= Aim 1 =
Filter the rows below down to those containing the string "Density", matching case exactly, and copy each one that qualifies.

If my understanding is correct, this same condition exists inside the photon limit of a black hole. Technically you're still in navigable space -- not inside the singularity yet -- and can move in any direction. But to actually escape the black hole would require accelerating faster than the speed of light.

Again, if my understanding is correct -- and I'm definitely not a phycisist by any stretch of the imagination -- our movement through time is exactly the same phenomena. We can slow our velocity through time (by moving through space instead), but we can't escape our local reference frame without moving faster than the speed of light. If we could exceed the speed of light, then we would be moving into spatial regions which are otherwise causally inaccessible to us; in other words, we'd be going backwards in time.

So: if we could go FTL, we could escape from black holes, visit parts of the universe beyond the locally-observable limit, and go backwards in time. I think (IANAP) that these are all describing precisely the same thing.

Dunno if this helps. The lawnmower analogy has definitely broken down by this point.

Also, it makes me think: if our experience of time is navigationally equivalent to the experience of space for someone getting sucked into a black hole, does that imply the existence of a higher-dimensional universe where ordinary, non-accelerating time is as fully navigable as our ordinary "non-accelerating" space? And in that higher-dimension universe, are we living near the surface of some kind of singularity? Do the inhabitants of that universe wonder about how sad it must be for poor creatures like us, forced to live on a time gradient which inexorably slopes in just one direction, the way we might commiserate the fate of those sucked into a black hole?

= Aim 2 =
According to the passage on faster-than-light travel, what would escaping a black hole from inside its photon limit require?

= Given records =
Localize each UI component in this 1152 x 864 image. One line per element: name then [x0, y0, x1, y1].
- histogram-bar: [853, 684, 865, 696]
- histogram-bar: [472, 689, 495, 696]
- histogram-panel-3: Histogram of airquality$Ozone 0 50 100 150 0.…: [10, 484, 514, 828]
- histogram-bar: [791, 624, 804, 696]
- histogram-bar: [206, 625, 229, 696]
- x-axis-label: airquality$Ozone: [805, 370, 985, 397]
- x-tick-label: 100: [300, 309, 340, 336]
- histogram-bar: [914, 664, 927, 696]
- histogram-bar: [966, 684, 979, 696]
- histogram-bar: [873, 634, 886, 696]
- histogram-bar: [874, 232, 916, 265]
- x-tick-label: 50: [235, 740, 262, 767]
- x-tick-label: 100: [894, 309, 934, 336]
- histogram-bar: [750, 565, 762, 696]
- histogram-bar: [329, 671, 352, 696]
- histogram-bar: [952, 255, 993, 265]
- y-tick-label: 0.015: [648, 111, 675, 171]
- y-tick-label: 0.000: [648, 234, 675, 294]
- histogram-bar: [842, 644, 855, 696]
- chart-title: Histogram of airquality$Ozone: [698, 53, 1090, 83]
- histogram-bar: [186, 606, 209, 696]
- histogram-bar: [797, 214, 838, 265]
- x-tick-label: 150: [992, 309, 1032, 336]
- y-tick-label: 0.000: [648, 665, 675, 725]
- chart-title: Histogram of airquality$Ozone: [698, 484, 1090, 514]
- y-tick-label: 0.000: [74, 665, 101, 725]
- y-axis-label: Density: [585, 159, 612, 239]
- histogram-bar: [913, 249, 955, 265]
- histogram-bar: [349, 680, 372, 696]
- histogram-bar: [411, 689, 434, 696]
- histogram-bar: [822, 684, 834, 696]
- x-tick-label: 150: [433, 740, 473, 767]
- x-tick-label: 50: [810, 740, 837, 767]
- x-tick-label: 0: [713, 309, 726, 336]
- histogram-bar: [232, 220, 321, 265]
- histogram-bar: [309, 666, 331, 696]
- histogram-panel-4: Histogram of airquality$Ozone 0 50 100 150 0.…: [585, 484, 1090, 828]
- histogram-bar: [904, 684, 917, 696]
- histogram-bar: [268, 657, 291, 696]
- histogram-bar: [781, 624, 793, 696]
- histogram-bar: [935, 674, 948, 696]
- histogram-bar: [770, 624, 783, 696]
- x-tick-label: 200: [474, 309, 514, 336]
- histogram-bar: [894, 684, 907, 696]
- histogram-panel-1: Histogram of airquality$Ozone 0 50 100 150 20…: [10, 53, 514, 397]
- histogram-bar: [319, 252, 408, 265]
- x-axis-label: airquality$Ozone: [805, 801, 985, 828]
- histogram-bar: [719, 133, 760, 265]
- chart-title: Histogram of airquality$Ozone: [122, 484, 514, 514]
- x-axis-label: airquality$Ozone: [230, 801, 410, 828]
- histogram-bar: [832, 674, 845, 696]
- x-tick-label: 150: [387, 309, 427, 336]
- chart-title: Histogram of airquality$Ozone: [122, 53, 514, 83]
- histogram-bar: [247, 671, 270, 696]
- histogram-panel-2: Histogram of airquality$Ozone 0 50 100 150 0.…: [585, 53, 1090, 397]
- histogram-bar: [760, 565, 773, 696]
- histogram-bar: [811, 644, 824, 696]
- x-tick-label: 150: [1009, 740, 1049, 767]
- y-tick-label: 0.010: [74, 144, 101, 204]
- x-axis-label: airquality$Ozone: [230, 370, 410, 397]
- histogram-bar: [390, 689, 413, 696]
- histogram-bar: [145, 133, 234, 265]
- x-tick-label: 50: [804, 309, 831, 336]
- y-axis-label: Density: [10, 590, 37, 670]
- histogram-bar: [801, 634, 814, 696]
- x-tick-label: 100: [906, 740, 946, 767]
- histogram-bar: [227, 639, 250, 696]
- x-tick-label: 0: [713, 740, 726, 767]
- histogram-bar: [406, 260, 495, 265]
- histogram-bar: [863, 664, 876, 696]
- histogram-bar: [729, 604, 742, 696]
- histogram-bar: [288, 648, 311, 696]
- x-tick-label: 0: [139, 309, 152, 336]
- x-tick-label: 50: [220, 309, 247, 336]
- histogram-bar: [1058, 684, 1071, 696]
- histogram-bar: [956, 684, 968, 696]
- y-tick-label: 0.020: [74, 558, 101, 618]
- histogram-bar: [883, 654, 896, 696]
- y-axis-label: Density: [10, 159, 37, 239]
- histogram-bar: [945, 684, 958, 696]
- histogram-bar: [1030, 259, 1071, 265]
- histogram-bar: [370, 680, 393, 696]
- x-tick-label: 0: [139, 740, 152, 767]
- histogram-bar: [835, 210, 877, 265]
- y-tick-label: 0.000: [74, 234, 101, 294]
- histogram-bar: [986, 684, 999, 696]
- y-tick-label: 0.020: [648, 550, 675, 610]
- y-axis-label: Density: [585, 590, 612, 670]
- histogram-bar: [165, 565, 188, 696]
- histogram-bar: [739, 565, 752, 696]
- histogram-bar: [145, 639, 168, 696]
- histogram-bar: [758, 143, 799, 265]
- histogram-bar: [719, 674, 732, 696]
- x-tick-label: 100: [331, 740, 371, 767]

= Written response 1 =
- y-axis-label: Density: [585, 159, 612, 239]
- y-axis-label: Density: [10, 590, 37, 670]
- y-axis-label: Density: [10, 159, 37, 239]
- y-axis-label: Density: [585, 590, 612, 670]

= Written response 2 =
Accelerating faster than the speed of light.